=== Challenge ===
Extract each line from the entries below that has the string "legend" in it.

--- START Input data ---

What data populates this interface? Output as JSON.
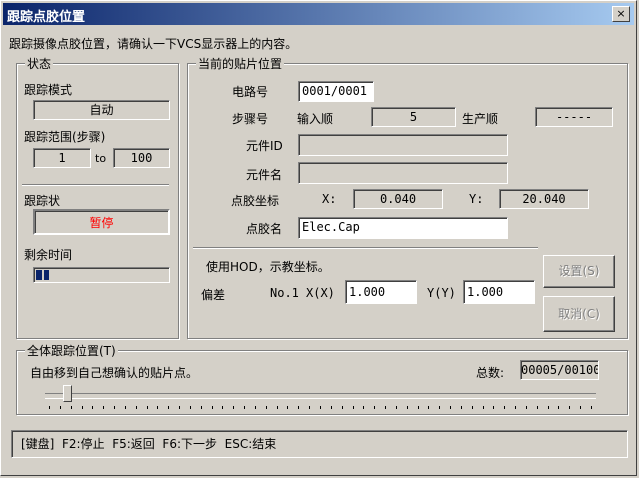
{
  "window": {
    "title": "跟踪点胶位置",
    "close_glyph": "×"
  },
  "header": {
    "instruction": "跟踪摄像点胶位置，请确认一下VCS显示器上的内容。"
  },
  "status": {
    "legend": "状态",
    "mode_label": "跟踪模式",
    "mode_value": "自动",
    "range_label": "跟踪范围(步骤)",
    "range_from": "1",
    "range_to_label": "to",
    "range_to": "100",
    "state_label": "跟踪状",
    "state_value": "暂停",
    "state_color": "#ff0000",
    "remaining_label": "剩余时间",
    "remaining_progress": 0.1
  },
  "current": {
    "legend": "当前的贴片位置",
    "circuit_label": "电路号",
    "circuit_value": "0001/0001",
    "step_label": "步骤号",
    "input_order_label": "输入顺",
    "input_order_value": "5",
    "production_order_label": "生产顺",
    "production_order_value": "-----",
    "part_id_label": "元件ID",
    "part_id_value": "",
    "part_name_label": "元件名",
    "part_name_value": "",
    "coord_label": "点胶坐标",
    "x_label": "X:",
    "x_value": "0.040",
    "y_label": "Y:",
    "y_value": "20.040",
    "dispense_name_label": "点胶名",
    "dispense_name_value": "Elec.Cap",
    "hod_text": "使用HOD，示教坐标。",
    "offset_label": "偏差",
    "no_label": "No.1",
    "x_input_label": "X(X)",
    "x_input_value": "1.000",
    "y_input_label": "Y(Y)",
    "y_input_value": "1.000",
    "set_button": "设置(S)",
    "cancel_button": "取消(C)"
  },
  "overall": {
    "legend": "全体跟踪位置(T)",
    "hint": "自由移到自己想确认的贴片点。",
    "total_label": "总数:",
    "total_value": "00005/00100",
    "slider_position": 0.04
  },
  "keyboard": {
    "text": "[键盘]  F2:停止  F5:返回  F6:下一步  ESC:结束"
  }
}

--- END Input data ---

=== Solution ===
    "legend": "状态",
    "legend": "当前的贴片位置",
    "legend": "全体跟踪位置(T)",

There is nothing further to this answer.